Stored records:
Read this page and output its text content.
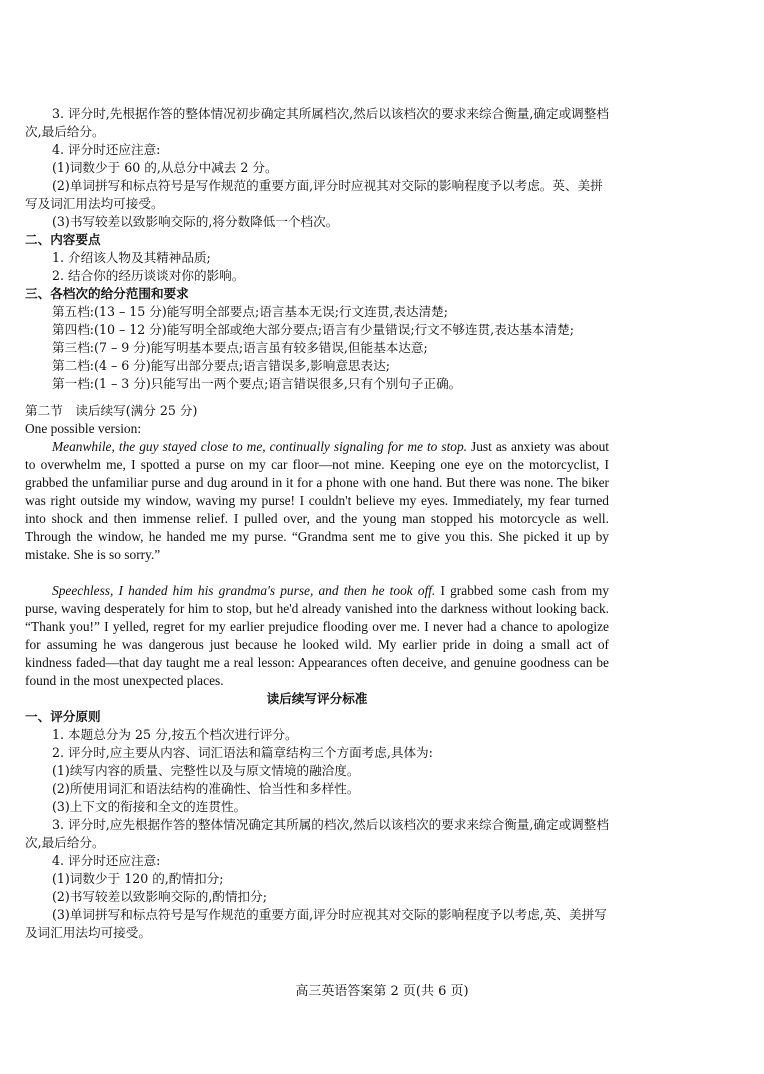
3. 评分时,先根据作答的整体情况初步确定其所属档次,然后以该档次的要求来综合衡量,确定或调整档次,最后给分。

4. 评分时还应注意:

(1)词数少于 60 的,从总分中减去 2 分。

(2)单词拼写和标点符号是写作规范的重要方面,评分时应视其对交际的影响程度予以考虑。英、美拼写及词汇用法均可接受。

(3)书写较差以致影响交际的,将分数降低一个档次。

二、内容要点

1. 介绍该人物及其精神品质;

2. 结合你的经历谈谈对你的影响。

三、各档次的给分范围和要求

第五档:(13 – 15 分)能写明全部要点;语言基本无误;行文连贯,表达清楚;

第四档:(10 – 12 分)能写明全部或绝大部分要点;语言有少量错误;行文不够连贯,表达基本清楚;

第三档:(7 – 9 分)能写明基本要点;语言虽有较多错误,但能基本达意;

第二档:(4 – 6 分)能写出部分要点;语言错误多,影响意思表达;

第一档:(1 – 3 分)只能写出一两个要点;语言错误很多,只有个别句子正确。

第二节　读后续写(满分 25 分)

One possible version:

Meanwhile, the guy stayed close to me, continually signaling for me to stop. Just as anxiety was about to overwhelm me, I spotted a purse on my car floor—not mine. Keeping one eye on the motorcyclist, I grabbed the unfamiliar purse and dug around in it for a phone with one hand. But there was none. The biker was right outside my window, waving my purse! I couldn't believe my eyes. Immediately, my fear turned into shock and then immense relief. I pulled over, and the young man stopped his motorcycle as well. Through the window, he handed me my purse. “Grandma sent me to give you this. She picked it up by mistake. She is so sorry.”

Speechless, I handed him his grandma's purse, and then he took off. I grabbed some cash from my purse, waving desperately for him to stop, but he'd already vanished into the darkness without looking back. “Thank you!” I yelled, regret for my earlier prejudice flooding over me. I never had a chance to apologize for assuming he was dangerous just because he looked wild. My earlier pride in doing a small act of kindness faded—that day taught me a real lesson: Appearances often deceive, and genuine goodness can be found in the most unexpected places.

读后续写评分标准

一、评分原则

1. 本题总分为 25 分,按五个档次进行评分。

2. 评分时,应主要从内容、词汇语法和篇章结构三个方面考虑,具体为:

(1)续写内容的质量、完整性以及与原文情境的融洽度。

(2)所使用词汇和语法结构的准确性、恰当性和多样性。

(3)上下文的衔接和全文的连贯性。

3. 评分时,应先根据作答的整体情况确定其所属的档次,然后以该档次的要求来综合衡量,确定或调整档次,最后给分。

4. 评分时还应注意:

(1)词数少于 120 的,酌情扣分;

(2)书写较差以致影响交际的,酌情扣分;

(3)单词拼写和标点符号是写作规范的重要方面,评分时应视其对交际的影响程度予以考虑,英、美拼写及词汇用法均可接受。

高三英语答案第 2 页(共 6 页)
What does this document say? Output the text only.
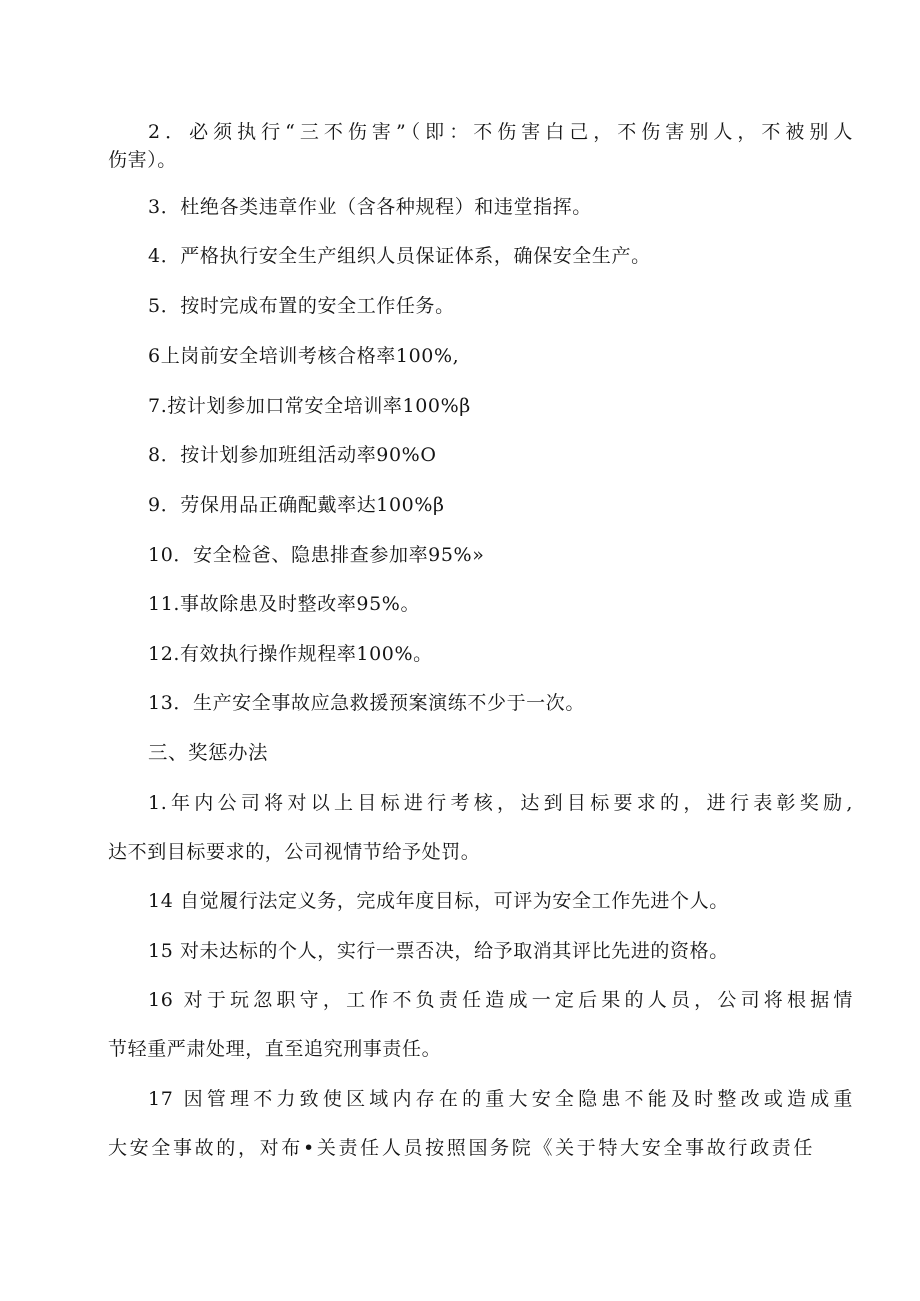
2．必须执行“三不伤害”（即：不伤害白己，不伤害别人，不被别人
伤害）。
3．杜绝各类违章作业（含各种规程）和违堂指挥。
4．严格执行安全生产组织人员保证体系，确保安全生产。
5．按时完成布置的安全工作任务。
6上岗前安全培训考核合格率100%,
7.按计划参加口常安全培训率100%β
8．按计划参加班组活动率90%O
9．劳保用品正确配戴率达100%β
10．安全检爸、隐患排查参加率95%»
11.事故除患及时整改率95%。
12.有效执行操作规程率100%。
13．生产安全事故应急救援预案演练不少于一次。
三、奖惩办法
1.年内公司将对以上目标进行考核，达到目标要求的，进行表彰奖励,
达不到目标要求的，公司视情节给予处罚。
14 自觉履行法定义务，完成年度目标，可评为安全工作先进个人。
15 对未达标的个人，实行一票否决，给予取消其评比先进的资格。
16 对于玩忽职守，工作不负责任造成一定后果的人员，公司将根据情
节轻重严肃处理，直至追究刑事责任。
17 因管理不力致使区域内存在的重大安全隐患不能及时整改或造成重
大安全事故的，对布•关责任人员按照国务院《关于特大安全事故行政责任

What is being asked: Copy out only the lines beginning at the line with "What does this" and ending at the last line of the entries. Keep them exact; drop pictures.

Response to the task:
What does this document say? Output the text only.
2．必须执行“三不伤害”（即：不伤害白己，不伤害别人，不被别人
伤害）。
3．杜绝各类违章作业（含各种规程）和违堂指挥。
4．严格执行安全生产组织人员保证体系，确保安全生产。
5．按时完成布置的安全工作任务。
6上岗前安全培训考核合格率100%,
7.按计划参加口常安全培训率100%β
8．按计划参加班组活动率90%O
9．劳保用品正确配戴率达100%β
10．安全检爸、隐患排查参加率95%»
11.事故除患及时整改率95%。
12.有效执行操作规程率100%。
13．生产安全事故应急救援预案演练不少于一次。
三、奖惩办法
1.年内公司将对以上目标进行考核，达到目标要求的，进行表彰奖励,
达不到目标要求的，公司视情节给予处罚。
14 自觉履行法定义务，完成年度目标，可评为安全工作先进个人。
15 对未达标的个人，实行一票否决，给予取消其评比先进的资格。
16 对于玩忽职守，工作不负责任造成一定后果的人员，公司将根据情
节轻重严肃处理，直至追究刑事责任。
17 因管理不力致使区域内存在的重大安全隐患不能及时整改或造成重
大安全事故的，对布•关责任人员按照国务院《关于特大安全事故行政责任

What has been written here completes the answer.